WRITTEN EXERCISE: From the listing below, pull out every line where the string "title" appears.

---- EXTRACTED INFORMATION

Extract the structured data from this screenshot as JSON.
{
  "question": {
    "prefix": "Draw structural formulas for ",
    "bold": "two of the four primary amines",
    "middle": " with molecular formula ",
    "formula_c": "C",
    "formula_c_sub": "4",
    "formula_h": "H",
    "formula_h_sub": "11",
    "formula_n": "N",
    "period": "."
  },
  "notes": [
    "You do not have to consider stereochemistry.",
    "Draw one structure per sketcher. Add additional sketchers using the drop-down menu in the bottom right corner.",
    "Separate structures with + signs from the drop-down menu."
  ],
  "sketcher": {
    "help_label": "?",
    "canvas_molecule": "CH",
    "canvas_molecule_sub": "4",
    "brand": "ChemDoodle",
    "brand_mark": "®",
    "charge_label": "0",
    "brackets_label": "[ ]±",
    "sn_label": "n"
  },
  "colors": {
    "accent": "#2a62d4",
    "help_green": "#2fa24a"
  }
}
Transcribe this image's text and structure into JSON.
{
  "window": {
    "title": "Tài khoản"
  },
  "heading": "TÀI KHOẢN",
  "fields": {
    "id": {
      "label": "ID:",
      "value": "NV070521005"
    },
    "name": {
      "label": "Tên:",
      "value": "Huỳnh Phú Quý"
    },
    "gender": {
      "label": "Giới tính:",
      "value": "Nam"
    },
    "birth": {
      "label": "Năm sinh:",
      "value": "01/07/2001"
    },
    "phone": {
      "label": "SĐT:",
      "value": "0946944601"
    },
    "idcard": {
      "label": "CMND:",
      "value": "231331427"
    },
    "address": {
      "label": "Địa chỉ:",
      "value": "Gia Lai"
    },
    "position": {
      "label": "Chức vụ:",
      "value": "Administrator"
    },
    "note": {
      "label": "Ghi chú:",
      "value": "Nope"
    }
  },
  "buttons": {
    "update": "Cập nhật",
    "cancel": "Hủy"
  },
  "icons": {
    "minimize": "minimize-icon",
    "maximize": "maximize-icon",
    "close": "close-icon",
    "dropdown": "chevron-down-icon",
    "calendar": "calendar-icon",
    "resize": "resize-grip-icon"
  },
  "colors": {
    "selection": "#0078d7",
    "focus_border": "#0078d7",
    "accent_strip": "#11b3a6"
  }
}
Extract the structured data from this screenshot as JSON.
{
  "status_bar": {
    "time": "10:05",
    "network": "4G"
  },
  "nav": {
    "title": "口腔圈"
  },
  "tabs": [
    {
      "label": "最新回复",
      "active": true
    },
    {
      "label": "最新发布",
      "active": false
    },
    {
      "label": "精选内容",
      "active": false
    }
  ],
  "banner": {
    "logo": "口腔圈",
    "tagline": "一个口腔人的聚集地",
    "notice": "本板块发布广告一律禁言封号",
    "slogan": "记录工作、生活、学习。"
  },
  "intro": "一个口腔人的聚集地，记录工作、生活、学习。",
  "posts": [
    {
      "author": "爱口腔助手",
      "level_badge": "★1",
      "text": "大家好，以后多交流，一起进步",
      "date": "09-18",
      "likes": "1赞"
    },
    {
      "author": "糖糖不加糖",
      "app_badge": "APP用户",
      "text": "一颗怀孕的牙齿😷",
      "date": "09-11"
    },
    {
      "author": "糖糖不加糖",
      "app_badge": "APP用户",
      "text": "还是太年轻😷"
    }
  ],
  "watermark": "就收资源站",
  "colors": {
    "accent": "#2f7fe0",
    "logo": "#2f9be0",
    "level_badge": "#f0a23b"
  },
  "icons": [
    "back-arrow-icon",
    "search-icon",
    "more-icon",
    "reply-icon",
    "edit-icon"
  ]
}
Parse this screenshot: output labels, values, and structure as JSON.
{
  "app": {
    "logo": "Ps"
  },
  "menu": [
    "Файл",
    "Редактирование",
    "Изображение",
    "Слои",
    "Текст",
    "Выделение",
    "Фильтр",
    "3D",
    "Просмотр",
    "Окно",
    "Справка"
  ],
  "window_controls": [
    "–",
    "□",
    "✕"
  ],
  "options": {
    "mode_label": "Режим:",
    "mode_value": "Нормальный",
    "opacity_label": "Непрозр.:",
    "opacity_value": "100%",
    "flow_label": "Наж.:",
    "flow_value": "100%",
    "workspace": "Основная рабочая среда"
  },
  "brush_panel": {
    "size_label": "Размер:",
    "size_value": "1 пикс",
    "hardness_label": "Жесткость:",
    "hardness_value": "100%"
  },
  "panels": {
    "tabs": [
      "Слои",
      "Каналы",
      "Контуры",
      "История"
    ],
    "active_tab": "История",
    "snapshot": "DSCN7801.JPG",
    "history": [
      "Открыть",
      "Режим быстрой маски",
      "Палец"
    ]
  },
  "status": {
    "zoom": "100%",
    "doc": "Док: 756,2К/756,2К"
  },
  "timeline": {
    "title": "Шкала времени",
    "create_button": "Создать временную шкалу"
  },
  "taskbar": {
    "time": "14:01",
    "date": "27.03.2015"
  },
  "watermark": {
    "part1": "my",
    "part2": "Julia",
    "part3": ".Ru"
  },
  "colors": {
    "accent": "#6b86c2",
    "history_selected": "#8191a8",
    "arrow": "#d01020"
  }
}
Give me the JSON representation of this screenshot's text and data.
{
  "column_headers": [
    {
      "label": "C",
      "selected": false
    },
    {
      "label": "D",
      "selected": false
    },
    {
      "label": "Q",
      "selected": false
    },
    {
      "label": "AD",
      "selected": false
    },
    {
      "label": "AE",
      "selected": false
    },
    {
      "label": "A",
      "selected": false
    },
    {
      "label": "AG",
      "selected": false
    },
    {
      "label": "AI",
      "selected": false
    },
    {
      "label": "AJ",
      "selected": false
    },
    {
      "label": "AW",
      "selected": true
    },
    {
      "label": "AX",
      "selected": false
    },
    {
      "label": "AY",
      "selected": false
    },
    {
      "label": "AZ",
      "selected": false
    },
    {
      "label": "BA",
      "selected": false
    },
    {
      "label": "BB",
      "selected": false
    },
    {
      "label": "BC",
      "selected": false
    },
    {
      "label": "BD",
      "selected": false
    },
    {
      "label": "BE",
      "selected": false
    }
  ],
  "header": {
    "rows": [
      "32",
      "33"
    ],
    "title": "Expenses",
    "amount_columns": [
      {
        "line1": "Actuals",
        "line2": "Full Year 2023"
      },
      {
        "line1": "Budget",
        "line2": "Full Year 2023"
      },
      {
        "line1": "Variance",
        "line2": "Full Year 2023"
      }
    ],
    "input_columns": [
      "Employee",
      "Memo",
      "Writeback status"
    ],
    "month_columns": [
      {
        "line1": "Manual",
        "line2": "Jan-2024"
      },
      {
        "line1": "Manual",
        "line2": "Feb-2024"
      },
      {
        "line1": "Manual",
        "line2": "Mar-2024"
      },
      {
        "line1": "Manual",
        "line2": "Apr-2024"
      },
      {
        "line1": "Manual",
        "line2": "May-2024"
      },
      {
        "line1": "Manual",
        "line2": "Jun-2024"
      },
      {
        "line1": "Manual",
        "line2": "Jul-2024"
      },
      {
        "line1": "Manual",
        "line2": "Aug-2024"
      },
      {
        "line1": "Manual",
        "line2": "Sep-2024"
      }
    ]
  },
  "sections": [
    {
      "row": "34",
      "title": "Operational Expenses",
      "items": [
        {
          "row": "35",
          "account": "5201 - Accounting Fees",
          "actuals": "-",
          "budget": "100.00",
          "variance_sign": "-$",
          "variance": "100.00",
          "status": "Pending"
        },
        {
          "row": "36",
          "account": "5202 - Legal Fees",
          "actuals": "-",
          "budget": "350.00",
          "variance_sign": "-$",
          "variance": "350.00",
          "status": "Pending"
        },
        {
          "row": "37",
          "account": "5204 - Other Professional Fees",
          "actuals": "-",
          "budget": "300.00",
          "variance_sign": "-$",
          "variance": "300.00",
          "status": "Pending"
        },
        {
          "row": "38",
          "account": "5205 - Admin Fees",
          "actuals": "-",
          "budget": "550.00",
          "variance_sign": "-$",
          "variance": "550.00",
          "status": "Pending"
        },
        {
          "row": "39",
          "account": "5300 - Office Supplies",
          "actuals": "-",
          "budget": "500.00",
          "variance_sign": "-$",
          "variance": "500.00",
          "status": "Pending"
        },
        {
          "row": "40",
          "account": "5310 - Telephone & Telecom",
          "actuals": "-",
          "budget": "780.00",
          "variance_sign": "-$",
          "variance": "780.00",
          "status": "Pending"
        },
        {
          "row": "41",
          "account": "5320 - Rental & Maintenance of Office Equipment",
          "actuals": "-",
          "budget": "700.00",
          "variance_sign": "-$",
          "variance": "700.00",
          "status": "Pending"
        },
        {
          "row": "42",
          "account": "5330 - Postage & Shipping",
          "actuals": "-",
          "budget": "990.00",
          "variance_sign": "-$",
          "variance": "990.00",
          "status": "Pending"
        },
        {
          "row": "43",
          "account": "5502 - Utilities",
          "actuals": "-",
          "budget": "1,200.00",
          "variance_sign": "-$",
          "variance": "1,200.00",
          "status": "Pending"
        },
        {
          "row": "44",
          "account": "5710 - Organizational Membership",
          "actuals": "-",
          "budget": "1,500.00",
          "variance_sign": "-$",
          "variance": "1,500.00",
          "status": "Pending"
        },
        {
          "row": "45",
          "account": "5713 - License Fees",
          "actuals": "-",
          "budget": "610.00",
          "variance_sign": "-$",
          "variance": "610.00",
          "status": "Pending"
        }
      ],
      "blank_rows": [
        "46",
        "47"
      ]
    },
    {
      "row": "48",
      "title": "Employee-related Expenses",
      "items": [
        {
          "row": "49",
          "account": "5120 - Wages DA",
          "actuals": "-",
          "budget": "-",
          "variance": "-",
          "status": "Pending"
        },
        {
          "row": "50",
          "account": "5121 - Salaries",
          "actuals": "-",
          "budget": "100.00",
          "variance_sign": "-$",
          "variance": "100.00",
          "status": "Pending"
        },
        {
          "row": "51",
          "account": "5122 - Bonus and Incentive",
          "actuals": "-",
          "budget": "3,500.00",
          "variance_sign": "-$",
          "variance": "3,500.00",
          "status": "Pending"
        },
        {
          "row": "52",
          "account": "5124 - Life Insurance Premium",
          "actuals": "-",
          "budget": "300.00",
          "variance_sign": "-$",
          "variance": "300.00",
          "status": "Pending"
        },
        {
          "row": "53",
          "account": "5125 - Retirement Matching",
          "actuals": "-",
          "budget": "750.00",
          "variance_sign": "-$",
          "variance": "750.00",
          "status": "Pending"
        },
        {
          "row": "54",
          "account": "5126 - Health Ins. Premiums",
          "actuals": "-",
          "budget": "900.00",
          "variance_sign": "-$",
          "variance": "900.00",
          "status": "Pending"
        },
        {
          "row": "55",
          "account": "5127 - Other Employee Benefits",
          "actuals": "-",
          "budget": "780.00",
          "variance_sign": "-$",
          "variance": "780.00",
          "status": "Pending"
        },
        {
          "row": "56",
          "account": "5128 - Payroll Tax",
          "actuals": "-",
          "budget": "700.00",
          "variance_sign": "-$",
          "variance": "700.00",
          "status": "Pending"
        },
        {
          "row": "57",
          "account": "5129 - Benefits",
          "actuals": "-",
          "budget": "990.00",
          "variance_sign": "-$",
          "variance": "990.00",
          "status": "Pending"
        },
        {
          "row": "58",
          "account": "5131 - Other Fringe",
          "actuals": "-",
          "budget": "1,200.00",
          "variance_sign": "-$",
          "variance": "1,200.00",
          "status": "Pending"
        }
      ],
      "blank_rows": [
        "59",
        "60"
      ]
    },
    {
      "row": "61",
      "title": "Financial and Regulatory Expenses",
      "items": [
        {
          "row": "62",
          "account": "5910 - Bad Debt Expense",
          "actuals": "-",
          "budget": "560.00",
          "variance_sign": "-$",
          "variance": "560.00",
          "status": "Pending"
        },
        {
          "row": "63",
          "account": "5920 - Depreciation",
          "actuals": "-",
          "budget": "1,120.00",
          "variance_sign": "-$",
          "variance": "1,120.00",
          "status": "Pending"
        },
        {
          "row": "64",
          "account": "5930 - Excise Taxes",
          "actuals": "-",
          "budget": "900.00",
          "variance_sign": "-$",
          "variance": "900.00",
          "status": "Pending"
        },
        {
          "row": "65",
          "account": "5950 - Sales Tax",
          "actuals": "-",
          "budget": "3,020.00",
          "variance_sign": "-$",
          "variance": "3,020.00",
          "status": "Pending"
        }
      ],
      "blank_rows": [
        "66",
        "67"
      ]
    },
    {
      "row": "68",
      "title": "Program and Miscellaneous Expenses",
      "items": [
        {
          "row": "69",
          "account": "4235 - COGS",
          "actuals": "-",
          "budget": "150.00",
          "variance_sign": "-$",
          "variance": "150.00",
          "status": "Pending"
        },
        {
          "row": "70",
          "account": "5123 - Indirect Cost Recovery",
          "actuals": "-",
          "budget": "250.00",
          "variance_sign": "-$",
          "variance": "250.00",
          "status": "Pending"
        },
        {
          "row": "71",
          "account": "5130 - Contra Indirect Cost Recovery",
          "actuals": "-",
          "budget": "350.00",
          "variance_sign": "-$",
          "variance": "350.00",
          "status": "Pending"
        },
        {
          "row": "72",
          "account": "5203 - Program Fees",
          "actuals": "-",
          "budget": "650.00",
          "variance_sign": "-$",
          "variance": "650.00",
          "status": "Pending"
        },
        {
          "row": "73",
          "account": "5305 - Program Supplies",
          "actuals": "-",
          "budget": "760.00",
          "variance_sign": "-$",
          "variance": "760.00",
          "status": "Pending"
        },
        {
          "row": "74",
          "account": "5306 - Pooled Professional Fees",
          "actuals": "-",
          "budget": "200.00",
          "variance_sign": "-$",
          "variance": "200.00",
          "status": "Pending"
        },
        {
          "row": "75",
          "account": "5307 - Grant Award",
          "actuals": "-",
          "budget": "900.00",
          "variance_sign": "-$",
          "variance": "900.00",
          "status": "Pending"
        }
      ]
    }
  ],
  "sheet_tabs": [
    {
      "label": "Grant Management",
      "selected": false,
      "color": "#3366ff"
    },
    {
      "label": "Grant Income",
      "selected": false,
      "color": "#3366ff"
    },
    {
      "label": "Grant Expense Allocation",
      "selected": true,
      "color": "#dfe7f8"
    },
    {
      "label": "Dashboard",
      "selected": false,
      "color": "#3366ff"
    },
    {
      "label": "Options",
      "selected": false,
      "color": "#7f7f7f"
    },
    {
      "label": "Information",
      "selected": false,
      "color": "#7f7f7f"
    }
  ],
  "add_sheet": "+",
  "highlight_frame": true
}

--------

WORKED SOLUTION:
    "title": "Tài khoản"
    "title": "口腔圈"
    "title": "Шкала времени",
    "title": "Expenses",
      "title": "Operational Expenses",
      "title": "Employee-related Expenses",
      "title": "Financial and Regulatory Expenses",
      "title": "Program and Miscellaneous Expenses",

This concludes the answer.